** REQUIREMENT 1 **
In the listing, put the lines from the one with "legend-label: 0.40 - 0.44 bbox=[498, 714, 556, 728]" to the one with "fault-line bbox=[45, 105, 457, 175]" into a numbered list, both ends included. Leave out any blank lines.

** SOURCE PASSAGE **
★ ★ ★ ★

Thread: WITH RECURSIVE: ARRAY[id] All column datatypes must be hashable

WITH RECURSIVE: ARRAY[id] All column datatypes must be hashable

From
rawi
Date:
Hello

I try to build a SQL for isolating hole pedigrees/families form a table with
persons.
Each person may have father_id and mother_id set to their parents as foreign
keys on the same persons table.

I was inspired by
http://akretschmer.blogspot.com/2008/10/waiting-for-84.html and I tryed to
develop the idea further to isolate the hole family of a given person, not
only his direct parents or children.
Despite the terrible bloating of the SQL... it works as long as no
consanguinity will be encountered, else the SQL runs in an endless loop.
I tryed to apply the trick with "path and cycle" from the "Postgresql 8.4
Documentation"

<cite>
whether we have reached the same row again while following a particular path
of links. We add two
columns path and cycle to the loop-prone query:

WITH RECURSIVE search_graph(id, link, data, depth, path, cycle) AS (    SELECT g.id, g.link, g.data, 1,
ARRAY[g.id],false   FROM graph gUNION ALL    SELECT g.id, g.link, g.data, sg.depth + 1, path || g.id, g.id = ANY(path)
 FROM graph g, search_graph sg    WHERE g.id = sg.link AND NOT cycle
 
)
SELECT * FROM search_graph;
</cite>

However it doesn't works like this:
<cite>
WITH RECURSIVE person (id,name,father_id,mother_id,level,path,cycle) AS (    SELECT f.id, f.name, f.father_id,
f.mother_id,0, ARRAY[f.id], false    FROM pedigree f
 
</cite>
I get:
<cite>
ERROR:  could not implement recursive UNION
DETAIL:  All column datatypes must be hashable.
********** Error **********
ERROR: could not implement recursive UNION
SQL state: 0A000
Detail: All column datatypes must be hashable.
</cite>
It works without the ARRAY...

I would very appreciate any help, then I couldn't find anything on the net
about "All column datatypes must be hashable", excepting the postgresql
sources...

★ ★ ★ ★

** RECORDED INFORMATION **
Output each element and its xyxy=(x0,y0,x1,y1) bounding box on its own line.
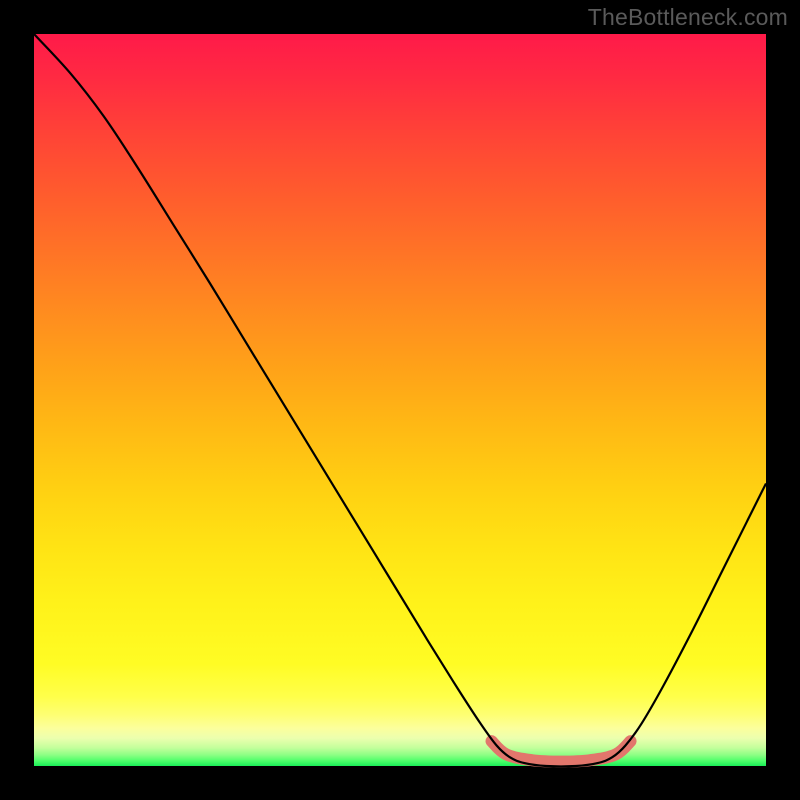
watermark-text: TheBottleneck.com xyxy=(588,4,788,31)
chart-canvas xyxy=(0,0,800,800)
gradient-background xyxy=(34,34,766,766)
bottleneck-chart xyxy=(0,0,800,800)
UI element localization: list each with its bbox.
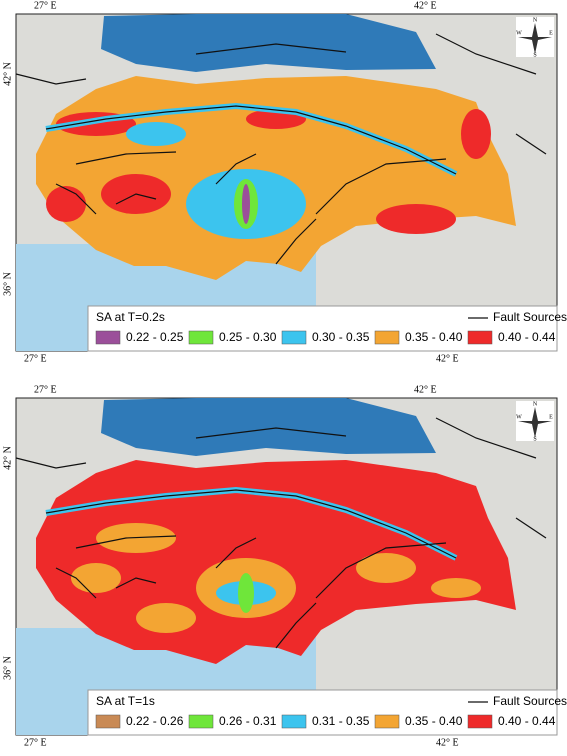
legend-label: 0.40 - 0.44 bbox=[498, 714, 556, 728]
fault-line bbox=[435, 417, 537, 459]
hazard-zone bbox=[461, 109, 491, 159]
coord-label: 36° N bbox=[2, 272, 13, 296]
compass-n: N bbox=[533, 401, 538, 407]
fault-line bbox=[45, 105, 457, 175]
fault-line bbox=[275, 218, 317, 265]
fault-line bbox=[275, 602, 317, 649]
fault-line bbox=[15, 73, 87, 85]
fault-line bbox=[115, 193, 157, 205]
legend-title: SA at T=1s bbox=[96, 694, 155, 708]
coord-label: 27° E bbox=[34, 384, 57, 395]
legend-title: SA at T=0.2s bbox=[96, 310, 165, 324]
fault-line bbox=[55, 183, 97, 215]
coord-label: 42° N bbox=[2, 446, 13, 470]
compass-s: S bbox=[533, 52, 536, 58]
hazard-zone bbox=[71, 563, 121, 593]
hazard-zone bbox=[238, 573, 254, 613]
compass-e: E bbox=[549, 30, 553, 36]
black-sea bbox=[101, 14, 436, 72]
compass-rose bbox=[518, 407, 552, 438]
legend-swatch bbox=[188, 330, 214, 345]
fault-line bbox=[45, 489, 457, 559]
map-panel: N S W E SA at T=1s Fault Sources 0.22 - 0.26 0.… bbox=[15, 397, 567, 736]
hazard-zone bbox=[376, 204, 456, 234]
hazard-zone bbox=[356, 553, 416, 583]
black-sea bbox=[101, 398, 436, 456]
legend-label: 0.40 - 0.44 bbox=[498, 330, 556, 344]
legend-swatch bbox=[467, 330, 493, 345]
coord-label: 36° N bbox=[2, 656, 13, 680]
legend-swatch bbox=[374, 714, 400, 729]
compass-n: N bbox=[533, 17, 538, 23]
fault-line bbox=[215, 153, 257, 185]
legend-swatch bbox=[281, 714, 307, 729]
fault-line bbox=[215, 537, 257, 569]
legend-label: 0.25 - 0.30 bbox=[219, 330, 277, 344]
compass-rose bbox=[518, 23, 552, 54]
legend: SA at T=1s Fault Sources 0.22 - 0.26 0.26 -… bbox=[87, 689, 567, 736]
fault-line bbox=[115, 577, 157, 589]
map-panel: N S W E SA at T=0.2s Fault Sources 0.22 - 0.25… bbox=[15, 13, 567, 352]
fault-line bbox=[75, 535, 177, 549]
fault-line bbox=[515, 517, 547, 539]
legend-label: 0.35 - 0.40 bbox=[405, 714, 463, 728]
coord-label: 42° N bbox=[2, 62, 13, 86]
fault-line bbox=[195, 427, 347, 439]
legend-label: 0.31 - 0.35 bbox=[312, 714, 370, 728]
fault-line bbox=[195, 43, 347, 55]
legend-fault-label: Fault Sources bbox=[493, 694, 567, 708]
legend-label: 0.35 - 0.40 bbox=[405, 330, 463, 344]
coord-label: 27° E bbox=[34, 0, 57, 11]
legend-label: 0.22 - 0.26 bbox=[126, 714, 184, 728]
hazard-zone bbox=[126, 122, 186, 146]
fault-line bbox=[15, 457, 87, 469]
fault-line bbox=[515, 133, 547, 155]
legend-swatch bbox=[467, 714, 493, 729]
legend-swatch bbox=[374, 330, 400, 345]
coord-label: 42° E bbox=[414, 384, 437, 395]
hazard-zone bbox=[431, 578, 481, 598]
coord-label: 27° E bbox=[24, 737, 47, 748]
hazard-zone bbox=[136, 603, 196, 633]
coord-label: 42° E bbox=[436, 353, 459, 364]
fault-line bbox=[75, 151, 177, 165]
legend-label: 0.30 - 0.35 bbox=[312, 330, 370, 344]
compass-w: W bbox=[516, 30, 522, 36]
legend-swatch bbox=[188, 714, 214, 729]
fault-line bbox=[55, 567, 97, 599]
coord-label: 27° E bbox=[24, 353, 47, 364]
legend-label: 0.22 - 0.25 bbox=[126, 330, 184, 344]
legend-swatch bbox=[95, 330, 121, 345]
legend-swatch bbox=[281, 330, 307, 345]
coord-label: 42° E bbox=[436, 737, 459, 748]
legend: SA at T=0.2s Fault Sources 0.22 - 0.25 0.25… bbox=[87, 305, 567, 352]
legend-swatch bbox=[95, 714, 121, 729]
compass-e: E bbox=[549, 414, 553, 420]
compass-s: S bbox=[533, 436, 536, 442]
fault-line bbox=[435, 33, 537, 75]
legend-fault-label: Fault Sources bbox=[493, 310, 567, 324]
legend-label: 0.26 - 0.31 bbox=[219, 714, 277, 728]
hazard-zone bbox=[46, 186, 86, 222]
hazard-zone bbox=[242, 184, 250, 224]
fault-line bbox=[315, 542, 447, 599]
coord-label: 42° E bbox=[414, 0, 437, 11]
fault-line bbox=[315, 158, 447, 215]
compass-w: W bbox=[516, 414, 522, 420]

★ ★ ★ ★

** REQUIREMENT 2 **
Transcribe the forum thread on the recursive query error word for word, from start to finish.

** RESULT 1 **
1. legend-label: 0.40 - 0.44 bbox=[498, 714, 556, 728]
2. fault-line bbox=[435, 417, 537, 459]
3. hazard-zone bbox=[461, 109, 491, 159]
4. coord-label: 36° N bbox=[2, 272, 13, 296]
5. compass-n: N bbox=[533, 401, 538, 407]
6. fault-line bbox=[45, 105, 457, 175]

** RESULT 2 **
Thread: WITH RECURSIVE: ARRAY[id] All column datatypes must be hashable

WITH RECURSIVE: ARRAY[id] All column datatypes must be hashable

From
rawi
Date:
Hello

I try to build a SQL for isolating hole pedigrees/families form a table with
persons.
Each person may have father_id and mother_id set to their parents as foreign
keys on the same persons table.

I was inspired by
http://akretschmer.blogspot.com/2008/10/waiting-for-84.html and I tryed to
develop the idea further to isolate the hole family of a given person, not
only his direct parents or children.
Despite the terrible bloating of the SQL... it works as long as no
consanguinity will be encountered, else the SQL runs in an endless loop.
I tryed to apply the trick with "path and cycle" from the "Postgresql 8.4
Documentation"

<cite>
whether we have reached the same row again while following a particular path
of links. We add two
columns path and cycle to the loop-prone query:

WITH RECURSIVE search_graph(id, link, data, depth, path, cycle) AS (    SELECT g.id, g.link, g.data, 1,
ARRAY[g.id],false   FROM graph gUNION ALL    SELECT g.id, g.link, g.data, sg.depth + 1, path || g.id, g.id = ANY(path)
 FROM graph g, search_graph sg    WHERE g.id = sg.link AND NOT cycle
 
)
SELECT * FROM search_graph;
</cite>

However it doesn't works like this:
<cite>
WITH RECURSIVE person (id,name,father_id,mother_id,level,path,cycle) AS (    SELECT f.id, f.name, f.father_id,
f.mother_id,0, ARRAY[f.id], false    FROM pedigree f
 
</cite>
I get:
<cite>
ERROR:  could not implement recursive UNION
DETAIL:  All column datatypes must be hashable.
********** Error **********
ERROR: could not implement recursive UNION
SQL state: 0A000
Detail: All column datatypes must be hashable.
</cite>
It works without the ARRAY...

I would very appreciate any help, then I couldn't find anything on the net
about "All column datatypes must be hashable", excepting the postgresql
sources...